THE RECORDS:
# # # # # # #
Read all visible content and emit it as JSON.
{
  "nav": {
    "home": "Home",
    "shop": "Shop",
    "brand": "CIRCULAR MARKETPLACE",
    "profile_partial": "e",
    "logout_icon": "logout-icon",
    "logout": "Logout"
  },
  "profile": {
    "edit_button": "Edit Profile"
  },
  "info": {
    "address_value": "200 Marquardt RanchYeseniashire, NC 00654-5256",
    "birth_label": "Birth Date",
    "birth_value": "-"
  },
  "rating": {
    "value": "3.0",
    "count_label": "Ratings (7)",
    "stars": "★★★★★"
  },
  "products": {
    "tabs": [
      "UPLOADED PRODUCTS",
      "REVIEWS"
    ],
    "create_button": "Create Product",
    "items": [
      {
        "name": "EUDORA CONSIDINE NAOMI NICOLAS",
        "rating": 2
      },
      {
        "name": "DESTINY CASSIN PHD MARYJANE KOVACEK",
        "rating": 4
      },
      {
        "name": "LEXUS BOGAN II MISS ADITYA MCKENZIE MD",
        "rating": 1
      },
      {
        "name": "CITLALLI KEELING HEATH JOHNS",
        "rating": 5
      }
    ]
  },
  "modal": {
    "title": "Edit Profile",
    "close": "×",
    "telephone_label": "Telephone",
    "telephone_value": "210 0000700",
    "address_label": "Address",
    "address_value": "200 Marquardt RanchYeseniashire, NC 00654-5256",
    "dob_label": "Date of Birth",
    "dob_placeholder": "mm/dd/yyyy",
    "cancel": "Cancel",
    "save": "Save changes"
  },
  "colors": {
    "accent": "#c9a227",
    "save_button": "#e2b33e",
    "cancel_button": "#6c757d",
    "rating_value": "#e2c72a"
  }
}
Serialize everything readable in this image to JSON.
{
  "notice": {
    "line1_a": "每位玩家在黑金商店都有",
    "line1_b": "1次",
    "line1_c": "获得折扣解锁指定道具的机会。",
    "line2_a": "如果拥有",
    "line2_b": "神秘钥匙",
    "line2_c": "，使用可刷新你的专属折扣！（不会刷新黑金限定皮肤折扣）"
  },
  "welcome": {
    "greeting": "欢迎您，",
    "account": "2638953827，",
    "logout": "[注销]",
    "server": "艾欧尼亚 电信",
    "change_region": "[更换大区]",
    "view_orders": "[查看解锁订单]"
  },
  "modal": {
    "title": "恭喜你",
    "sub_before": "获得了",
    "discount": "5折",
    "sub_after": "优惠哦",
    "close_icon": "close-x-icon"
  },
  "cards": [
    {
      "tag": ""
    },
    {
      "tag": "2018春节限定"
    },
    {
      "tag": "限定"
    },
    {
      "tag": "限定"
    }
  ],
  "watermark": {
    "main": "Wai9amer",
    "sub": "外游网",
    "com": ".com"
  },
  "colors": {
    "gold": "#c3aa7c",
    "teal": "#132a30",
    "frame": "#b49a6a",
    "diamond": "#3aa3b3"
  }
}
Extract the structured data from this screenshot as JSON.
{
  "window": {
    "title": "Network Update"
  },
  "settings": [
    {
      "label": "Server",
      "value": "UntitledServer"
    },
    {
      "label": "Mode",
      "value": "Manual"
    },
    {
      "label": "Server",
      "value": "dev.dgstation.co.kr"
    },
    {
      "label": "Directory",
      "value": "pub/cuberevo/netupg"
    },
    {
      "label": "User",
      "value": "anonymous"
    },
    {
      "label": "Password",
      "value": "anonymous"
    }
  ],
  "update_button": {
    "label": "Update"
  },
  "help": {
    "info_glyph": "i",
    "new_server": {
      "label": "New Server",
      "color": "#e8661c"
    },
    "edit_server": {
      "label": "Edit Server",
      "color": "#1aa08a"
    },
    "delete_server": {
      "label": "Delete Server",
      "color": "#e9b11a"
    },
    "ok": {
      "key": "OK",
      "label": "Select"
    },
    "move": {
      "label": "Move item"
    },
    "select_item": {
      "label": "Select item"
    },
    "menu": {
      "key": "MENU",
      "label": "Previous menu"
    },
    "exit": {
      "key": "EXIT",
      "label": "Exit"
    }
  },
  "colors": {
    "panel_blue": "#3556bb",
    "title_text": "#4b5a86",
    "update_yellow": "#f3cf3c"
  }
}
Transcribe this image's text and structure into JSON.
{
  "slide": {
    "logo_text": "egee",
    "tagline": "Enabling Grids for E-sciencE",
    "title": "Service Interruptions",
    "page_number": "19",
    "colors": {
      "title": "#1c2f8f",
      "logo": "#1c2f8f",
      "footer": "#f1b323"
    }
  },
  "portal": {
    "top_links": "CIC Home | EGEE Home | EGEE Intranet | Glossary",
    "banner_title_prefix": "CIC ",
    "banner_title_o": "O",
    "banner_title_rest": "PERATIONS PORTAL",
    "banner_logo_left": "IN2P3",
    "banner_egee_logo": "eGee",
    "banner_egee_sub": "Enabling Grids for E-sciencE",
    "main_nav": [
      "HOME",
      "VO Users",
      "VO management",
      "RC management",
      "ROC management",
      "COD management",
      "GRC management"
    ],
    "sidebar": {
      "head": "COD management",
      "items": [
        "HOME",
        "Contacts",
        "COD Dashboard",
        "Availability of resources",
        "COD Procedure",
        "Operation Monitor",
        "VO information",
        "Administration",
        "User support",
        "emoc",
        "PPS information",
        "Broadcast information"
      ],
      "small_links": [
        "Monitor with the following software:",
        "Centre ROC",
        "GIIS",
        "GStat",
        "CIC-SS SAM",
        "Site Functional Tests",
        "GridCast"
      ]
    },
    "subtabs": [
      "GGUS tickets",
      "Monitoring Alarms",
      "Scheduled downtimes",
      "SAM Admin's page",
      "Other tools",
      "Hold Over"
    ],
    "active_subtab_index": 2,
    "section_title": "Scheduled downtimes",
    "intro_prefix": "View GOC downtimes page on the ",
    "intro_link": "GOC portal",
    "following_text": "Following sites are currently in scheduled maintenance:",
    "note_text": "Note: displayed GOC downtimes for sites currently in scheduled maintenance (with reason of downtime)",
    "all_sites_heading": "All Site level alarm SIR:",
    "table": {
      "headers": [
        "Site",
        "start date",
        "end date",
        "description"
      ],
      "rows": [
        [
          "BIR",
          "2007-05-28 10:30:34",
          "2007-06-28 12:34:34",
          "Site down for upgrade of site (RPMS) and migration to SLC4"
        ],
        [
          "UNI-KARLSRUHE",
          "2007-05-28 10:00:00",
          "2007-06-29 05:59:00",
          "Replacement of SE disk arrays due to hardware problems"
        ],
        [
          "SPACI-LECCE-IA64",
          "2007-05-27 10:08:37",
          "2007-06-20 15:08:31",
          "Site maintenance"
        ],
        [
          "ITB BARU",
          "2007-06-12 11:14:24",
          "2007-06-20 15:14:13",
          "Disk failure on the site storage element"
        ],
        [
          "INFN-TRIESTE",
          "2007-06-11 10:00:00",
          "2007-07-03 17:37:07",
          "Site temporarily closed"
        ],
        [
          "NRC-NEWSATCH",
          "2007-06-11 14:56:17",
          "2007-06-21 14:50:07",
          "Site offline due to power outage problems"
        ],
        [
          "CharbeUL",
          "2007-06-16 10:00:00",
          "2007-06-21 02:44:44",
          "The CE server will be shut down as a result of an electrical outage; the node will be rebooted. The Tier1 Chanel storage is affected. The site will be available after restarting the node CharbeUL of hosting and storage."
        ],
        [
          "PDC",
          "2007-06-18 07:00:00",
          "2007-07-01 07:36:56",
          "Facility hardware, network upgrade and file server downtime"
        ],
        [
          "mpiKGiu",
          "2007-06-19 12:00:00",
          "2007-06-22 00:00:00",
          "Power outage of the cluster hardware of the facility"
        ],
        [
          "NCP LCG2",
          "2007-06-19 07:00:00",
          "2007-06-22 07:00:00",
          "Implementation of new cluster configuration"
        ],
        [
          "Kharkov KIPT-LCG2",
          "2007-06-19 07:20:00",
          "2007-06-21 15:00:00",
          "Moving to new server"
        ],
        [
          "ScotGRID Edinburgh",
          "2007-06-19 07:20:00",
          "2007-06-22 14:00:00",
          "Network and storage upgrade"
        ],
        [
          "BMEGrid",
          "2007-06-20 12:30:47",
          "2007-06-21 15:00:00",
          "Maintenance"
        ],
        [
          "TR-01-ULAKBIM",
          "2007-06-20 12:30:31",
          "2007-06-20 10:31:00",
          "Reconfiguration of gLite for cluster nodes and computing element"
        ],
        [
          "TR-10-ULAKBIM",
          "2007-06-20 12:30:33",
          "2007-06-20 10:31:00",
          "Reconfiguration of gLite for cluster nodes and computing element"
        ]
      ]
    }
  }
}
# # # # # # #
THE EXERCISE: Where a line of the records above holds the word "outage", copy that line.

EXERCISE ANSWER:
          "Site offline due to power outage problems"
          "The CE server will be shut down as a result of an electrical outage; the node will be rebooted. The Tier1 Chanel storage is affected. The site will be available after restarting the node CharbeUL of hosting and storage."
          "Power outage of the cluster hardware of the facility"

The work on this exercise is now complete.